*Task statement*.
Identify the line in which "Type out the text in this image." appears, then reproduce that line and all remaining lines of the records word for word.

*Extracted information*.
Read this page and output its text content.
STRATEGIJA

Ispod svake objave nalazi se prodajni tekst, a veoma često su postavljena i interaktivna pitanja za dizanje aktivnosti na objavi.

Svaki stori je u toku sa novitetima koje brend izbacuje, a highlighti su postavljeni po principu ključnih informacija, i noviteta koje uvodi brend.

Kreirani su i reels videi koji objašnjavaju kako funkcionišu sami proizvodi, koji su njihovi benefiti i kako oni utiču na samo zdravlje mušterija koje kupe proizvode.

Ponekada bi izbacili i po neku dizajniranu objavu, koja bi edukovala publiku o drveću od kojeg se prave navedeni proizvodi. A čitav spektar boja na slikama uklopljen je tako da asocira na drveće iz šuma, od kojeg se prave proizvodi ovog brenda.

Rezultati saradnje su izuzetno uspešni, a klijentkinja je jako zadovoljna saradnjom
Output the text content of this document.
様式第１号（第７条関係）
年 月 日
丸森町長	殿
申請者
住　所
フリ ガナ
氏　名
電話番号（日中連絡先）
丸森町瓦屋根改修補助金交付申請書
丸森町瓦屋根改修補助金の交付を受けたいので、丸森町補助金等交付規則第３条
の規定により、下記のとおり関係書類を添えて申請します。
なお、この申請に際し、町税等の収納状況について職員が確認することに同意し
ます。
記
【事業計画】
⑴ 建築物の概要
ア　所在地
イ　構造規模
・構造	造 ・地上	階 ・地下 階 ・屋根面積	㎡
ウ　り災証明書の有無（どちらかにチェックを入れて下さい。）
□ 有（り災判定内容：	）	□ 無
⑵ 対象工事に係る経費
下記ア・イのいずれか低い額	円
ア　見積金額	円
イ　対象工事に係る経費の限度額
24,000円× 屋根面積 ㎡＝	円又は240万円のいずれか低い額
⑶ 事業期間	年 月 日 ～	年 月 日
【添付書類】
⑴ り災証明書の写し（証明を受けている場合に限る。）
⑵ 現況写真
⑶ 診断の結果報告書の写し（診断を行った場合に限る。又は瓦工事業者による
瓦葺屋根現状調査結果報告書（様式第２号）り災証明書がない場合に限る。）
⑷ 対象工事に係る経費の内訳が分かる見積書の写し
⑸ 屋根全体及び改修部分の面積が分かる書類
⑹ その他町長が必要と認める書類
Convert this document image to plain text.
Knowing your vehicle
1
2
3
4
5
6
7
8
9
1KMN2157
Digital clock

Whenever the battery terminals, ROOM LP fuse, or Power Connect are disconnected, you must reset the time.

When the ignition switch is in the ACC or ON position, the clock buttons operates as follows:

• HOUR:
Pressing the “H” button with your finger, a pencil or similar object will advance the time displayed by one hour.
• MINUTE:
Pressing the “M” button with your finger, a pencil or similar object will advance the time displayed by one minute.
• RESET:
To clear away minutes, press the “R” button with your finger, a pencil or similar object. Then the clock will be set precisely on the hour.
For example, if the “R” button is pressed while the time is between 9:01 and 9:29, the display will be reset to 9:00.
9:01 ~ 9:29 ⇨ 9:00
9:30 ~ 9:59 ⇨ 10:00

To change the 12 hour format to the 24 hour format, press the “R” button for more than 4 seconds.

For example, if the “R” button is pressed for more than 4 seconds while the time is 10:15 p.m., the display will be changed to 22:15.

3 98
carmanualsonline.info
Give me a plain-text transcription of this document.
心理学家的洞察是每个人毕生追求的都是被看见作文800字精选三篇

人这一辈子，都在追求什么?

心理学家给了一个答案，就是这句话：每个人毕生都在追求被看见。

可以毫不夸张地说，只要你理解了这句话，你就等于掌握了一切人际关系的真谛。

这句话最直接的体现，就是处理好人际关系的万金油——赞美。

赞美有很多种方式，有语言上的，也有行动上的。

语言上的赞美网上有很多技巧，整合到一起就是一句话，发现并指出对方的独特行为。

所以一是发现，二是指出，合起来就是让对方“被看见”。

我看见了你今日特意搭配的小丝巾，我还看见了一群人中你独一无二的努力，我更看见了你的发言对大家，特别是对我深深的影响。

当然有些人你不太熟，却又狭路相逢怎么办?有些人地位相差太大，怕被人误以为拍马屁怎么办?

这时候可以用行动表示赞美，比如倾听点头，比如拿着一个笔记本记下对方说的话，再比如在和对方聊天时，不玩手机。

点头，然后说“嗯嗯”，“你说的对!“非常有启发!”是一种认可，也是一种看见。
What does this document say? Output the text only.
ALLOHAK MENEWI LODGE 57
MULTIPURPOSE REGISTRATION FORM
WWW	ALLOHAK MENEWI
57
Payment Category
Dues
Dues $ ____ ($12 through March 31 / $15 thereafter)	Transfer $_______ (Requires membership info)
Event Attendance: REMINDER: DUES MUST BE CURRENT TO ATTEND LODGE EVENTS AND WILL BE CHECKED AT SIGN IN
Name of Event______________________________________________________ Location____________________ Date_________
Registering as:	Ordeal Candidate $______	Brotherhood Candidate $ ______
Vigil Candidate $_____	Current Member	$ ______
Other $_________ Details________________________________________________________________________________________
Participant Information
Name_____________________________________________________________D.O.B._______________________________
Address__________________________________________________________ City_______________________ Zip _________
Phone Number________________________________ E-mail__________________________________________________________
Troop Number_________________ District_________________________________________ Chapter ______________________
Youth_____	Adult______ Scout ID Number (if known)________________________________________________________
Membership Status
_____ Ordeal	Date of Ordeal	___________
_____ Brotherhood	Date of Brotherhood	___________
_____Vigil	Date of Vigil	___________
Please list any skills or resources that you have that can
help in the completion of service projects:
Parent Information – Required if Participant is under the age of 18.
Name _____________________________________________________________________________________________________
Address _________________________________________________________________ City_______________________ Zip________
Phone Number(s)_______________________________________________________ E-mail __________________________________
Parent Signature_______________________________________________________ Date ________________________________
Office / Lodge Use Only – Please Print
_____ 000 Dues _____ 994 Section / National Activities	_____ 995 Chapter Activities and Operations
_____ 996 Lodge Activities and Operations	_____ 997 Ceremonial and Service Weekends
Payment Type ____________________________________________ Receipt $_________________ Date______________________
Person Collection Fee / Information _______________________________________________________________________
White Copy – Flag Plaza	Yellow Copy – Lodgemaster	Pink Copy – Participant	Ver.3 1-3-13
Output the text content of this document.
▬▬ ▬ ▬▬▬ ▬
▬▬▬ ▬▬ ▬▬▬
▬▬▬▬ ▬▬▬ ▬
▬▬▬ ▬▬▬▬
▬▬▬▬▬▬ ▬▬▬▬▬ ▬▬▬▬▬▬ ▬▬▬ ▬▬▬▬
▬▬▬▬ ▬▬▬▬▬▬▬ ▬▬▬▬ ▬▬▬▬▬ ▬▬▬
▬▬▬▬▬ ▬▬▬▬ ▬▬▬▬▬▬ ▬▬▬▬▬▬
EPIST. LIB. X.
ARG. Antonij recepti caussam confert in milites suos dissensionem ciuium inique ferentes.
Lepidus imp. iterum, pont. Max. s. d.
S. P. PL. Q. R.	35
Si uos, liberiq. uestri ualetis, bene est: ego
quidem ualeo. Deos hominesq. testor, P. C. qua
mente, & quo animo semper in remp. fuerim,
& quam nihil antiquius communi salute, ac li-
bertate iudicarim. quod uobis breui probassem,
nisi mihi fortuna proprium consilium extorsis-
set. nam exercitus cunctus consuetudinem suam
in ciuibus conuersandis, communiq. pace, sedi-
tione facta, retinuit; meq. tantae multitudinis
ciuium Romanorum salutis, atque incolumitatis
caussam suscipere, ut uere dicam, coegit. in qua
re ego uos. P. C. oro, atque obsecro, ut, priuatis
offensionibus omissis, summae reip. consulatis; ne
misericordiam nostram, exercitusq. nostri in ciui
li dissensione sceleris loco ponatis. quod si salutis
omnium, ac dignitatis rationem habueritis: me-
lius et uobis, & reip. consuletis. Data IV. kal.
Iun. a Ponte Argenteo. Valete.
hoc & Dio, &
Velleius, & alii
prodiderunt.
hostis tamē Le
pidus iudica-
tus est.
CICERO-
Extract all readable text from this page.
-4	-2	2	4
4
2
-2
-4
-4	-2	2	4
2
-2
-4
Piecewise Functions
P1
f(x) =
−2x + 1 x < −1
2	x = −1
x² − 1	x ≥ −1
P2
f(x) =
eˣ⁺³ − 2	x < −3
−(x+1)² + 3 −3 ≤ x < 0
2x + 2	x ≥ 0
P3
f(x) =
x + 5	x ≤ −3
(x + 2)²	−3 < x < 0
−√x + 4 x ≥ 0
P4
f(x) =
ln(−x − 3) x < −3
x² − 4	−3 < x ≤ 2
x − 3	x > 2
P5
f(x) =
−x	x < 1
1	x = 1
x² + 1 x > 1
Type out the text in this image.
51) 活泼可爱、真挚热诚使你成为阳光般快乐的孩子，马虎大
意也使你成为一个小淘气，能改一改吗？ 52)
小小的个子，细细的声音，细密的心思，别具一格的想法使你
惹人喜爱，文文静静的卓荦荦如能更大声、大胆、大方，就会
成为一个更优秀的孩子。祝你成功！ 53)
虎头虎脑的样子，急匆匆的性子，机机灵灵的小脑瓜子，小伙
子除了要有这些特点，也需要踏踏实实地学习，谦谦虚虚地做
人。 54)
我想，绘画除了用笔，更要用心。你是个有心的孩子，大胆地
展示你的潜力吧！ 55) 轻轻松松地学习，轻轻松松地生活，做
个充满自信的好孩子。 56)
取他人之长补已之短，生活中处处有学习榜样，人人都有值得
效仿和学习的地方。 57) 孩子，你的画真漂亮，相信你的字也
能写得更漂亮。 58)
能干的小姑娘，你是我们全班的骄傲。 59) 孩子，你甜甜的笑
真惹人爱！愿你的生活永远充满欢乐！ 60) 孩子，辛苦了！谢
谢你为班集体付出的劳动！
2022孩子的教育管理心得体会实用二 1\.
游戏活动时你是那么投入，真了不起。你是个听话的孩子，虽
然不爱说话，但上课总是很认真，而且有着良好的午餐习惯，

*Right answer*.
Type out the text in this image.
51) 活泼可爱、真挚热诚使你成为阳光般快乐的孩子，马虎大
意也使你成为一个小淘气，能改一改吗？ 52)
小小的个子，细细的声音，细密的心思，别具一格的想法使你
惹人喜爱，文文静静的卓荦荦如能更大声、大胆、大方，就会
成为一个更优秀的孩子。祝你成功！ 53)
虎头虎脑的样子，急匆匆的性子，机机灵灵的小脑瓜子，小伙
子除了要有这些特点，也需要踏踏实实地学习，谦谦虚虚地做
人。 54)
我想，绘画除了用笔，更要用心。你是个有心的孩子，大胆地
展示你的潜力吧！ 55) 轻轻松松地学习，轻轻松松地生活，做
个充满自信的好孩子。 56)
取他人之长补已之短，生活中处处有学习榜样，人人都有值得
效仿和学习的地方。 57) 孩子，你的画真漂亮，相信你的字也
能写得更漂亮。 58)
能干的小姑娘，你是我们全班的骄傲。 59) 孩子，你甜甜的笑
真惹人爱！愿你的生活永远充满欢乐！ 60) 孩子，辛苦了！谢
谢你为班集体付出的劳动！
2022孩子的教育管理心得体会实用二 1\.
游戏活动时你是那么投入，真了不起。你是个听话的孩子，虽
然不爱说话，但上课总是很认真，而且有着良好的午餐习惯，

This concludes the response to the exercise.